───── Record set ─────
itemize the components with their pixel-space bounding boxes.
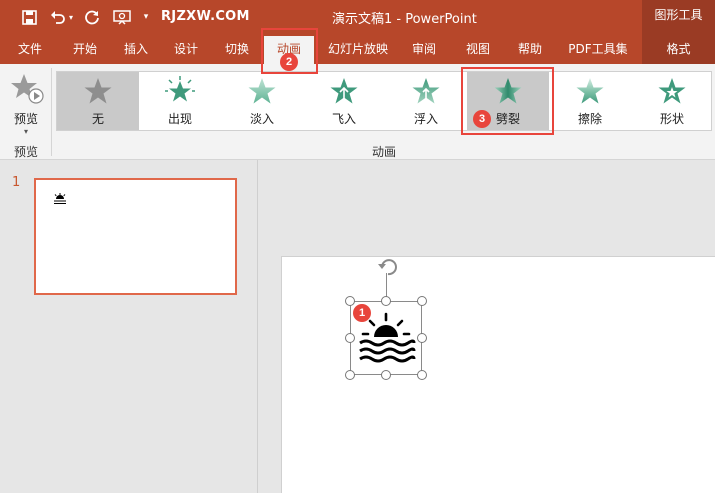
- resize-handle-top-left[interactable]: [345, 296, 355, 306]
- effect-label: 淡入: [249, 112, 274, 126]
- tab-view[interactable]: 视图: [456, 34, 500, 64]
- annotation-badge-1: 1: [353, 304, 371, 322]
- wipe-star-icon: [576, 78, 604, 104]
- undo-icon[interactable]: [48, 7, 68, 27]
- site-name: RJZXW.COM: [161, 9, 250, 24]
- drawing-tools-label: 图形工具: [642, 0, 715, 34]
- appear-star-icon: [165, 76, 195, 102]
- tab-insert[interactable]: 插入: [114, 34, 158, 64]
- annotation-badge-3: 3: [473, 110, 491, 128]
- preview-label: 预览: [13, 112, 38, 126]
- tab-transitions[interactable]: 切换: [214, 34, 260, 64]
- sunset-icon: [54, 193, 66, 204]
- slide-number: 1: [12, 175, 21, 190]
- annotation-badge-2: 2: [280, 53, 298, 71]
- title-bar: ▾ ▾ RJZXW.COM 演示文稿1 - PowerPoint 图形工具: [0, 0, 715, 34]
- effect-shape[interactable]: 形状: [631, 72, 713, 130]
- tab-help[interactable]: 帮助: [508, 34, 552, 64]
- shape-star-icon: [658, 78, 686, 104]
- effect-label: 无: [91, 112, 104, 126]
- group-divider: [51, 68, 52, 156]
- float-in-star-icon: [412, 78, 440, 104]
- save-icon[interactable]: [19, 7, 39, 27]
- resize-handle-bottom-right[interactable]: [417, 370, 427, 380]
- effect-float-in[interactable]: 浮入: [385, 72, 467, 130]
- customize-toolbar-icon[interactable]: ▾: [140, 7, 152, 27]
- tab-review[interactable]: 审阅: [404, 34, 444, 64]
- rotate-handle-icon[interactable]: [376, 256, 400, 278]
- effect-appear[interactable]: 出现: [139, 72, 221, 130]
- tab-home[interactable]: 开始: [62, 34, 108, 64]
- slide-thumbnail[interactable]: [34, 178, 237, 295]
- fade-star-icon: [248, 78, 276, 104]
- undo-dropdown-icon[interactable]: ▾: [66, 7, 76, 27]
- preview-button[interactable]: 预览 ▾: [4, 70, 48, 138]
- preview-group-label: 预览: [13, 145, 38, 159]
- effect-label: 擦除: [577, 112, 602, 126]
- resize-handle-bottom-left[interactable]: [345, 370, 355, 380]
- effect-wipe[interactable]: 擦除: [549, 72, 631, 130]
- animation-group-label: 动画: [371, 145, 396, 159]
- resize-handle-top-right[interactable]: [417, 296, 427, 306]
- slide-thumbnail-pane: 1: [0, 160, 258, 493]
- effect-label: 形状: [659, 112, 684, 126]
- chevron-down-icon: ▾: [23, 127, 28, 136]
- effect-label: 浮入: [413, 112, 438, 126]
- tab-design[interactable]: 设计: [164, 34, 208, 64]
- effect-fade[interactable]: 淡入: [221, 72, 303, 130]
- redo-icon[interactable]: [82, 7, 102, 27]
- effect-fly-in[interactable]: 飞入: [303, 72, 385, 130]
- resize-handle-top[interactable]: [381, 296, 391, 306]
- effect-label: 出现: [167, 112, 192, 126]
- resize-handle-right[interactable]: [417, 333, 427, 343]
- none-star-icon: [84, 78, 112, 104]
- tab-pdf-tools[interactable]: PDF工具集: [562, 34, 634, 64]
- effect-none[interactable]: 无: [57, 72, 139, 130]
- ribbon-tab-bar: 文件 开始 插入 设计 切换 动画 幻灯片放映 审阅 视图 帮助 PDF工具集 …: [0, 34, 715, 64]
- present-from-beginning-icon[interactable]: [112, 7, 132, 27]
- tab-format[interactable]: 格式: [642, 34, 715, 64]
- preview-star-icon: [11, 74, 44, 104]
- document-title: 演示文稿1 - PowerPoint: [332, 12, 477, 27]
- animation-gallery: 无 出现 淡入 飞入 浮入 劈裂 擦除 形状: [56, 71, 712, 131]
- resize-handle-bottom[interactable]: [381, 370, 391, 380]
- effect-label: 飞入: [331, 112, 356, 126]
- resize-handle-left[interactable]: [345, 333, 355, 343]
- slide-canvas-area: [259, 160, 715, 493]
- tab-slideshow[interactable]: 幻灯片放映: [322, 34, 394, 64]
- tab-file[interactable]: 文件: [8, 34, 52, 64]
- fly-in-star-icon: [330, 78, 358, 104]
- animations-ribbon: 预览 ▾ 预览 无 出现 淡入 飞入 浮入 劈裂 擦除 形状 动画: [0, 64, 715, 160]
─────
Return unchanged the lines of the records from the one containing "- resize-handle-top-left[interactable]: [345, 296, 355, 306]" through the one containing "- tab-transitions[interactable]: 切换: [214, 34, 260, 64]", inclusive, and nothing else.

→ Response to this exercise
- resize-handle-top-left[interactable]: [345, 296, 355, 306]
- effect-label: 淡入: [249, 112, 274, 126]
- tab-view[interactable]: 视图: [456, 34, 500, 64]
- annotation-badge-1: 1: [353, 304, 371, 322]
- wipe-star-icon: [576, 78, 604, 104]
- undo-icon[interactable]: [48, 7, 68, 27]
- site-name: RJZXW.COM: [161, 9, 250, 24]
- drawing-tools-label: 图形工具: [642, 0, 715, 34]
- appear-star-icon: [165, 76, 195, 102]
- tab-insert[interactable]: 插入: [114, 34, 158, 64]
- annotation-badge-3: 3: [473, 110, 491, 128]
- preview-label: 预览: [13, 112, 38, 126]
- tab-transitions[interactable]: 切换: [214, 34, 260, 64]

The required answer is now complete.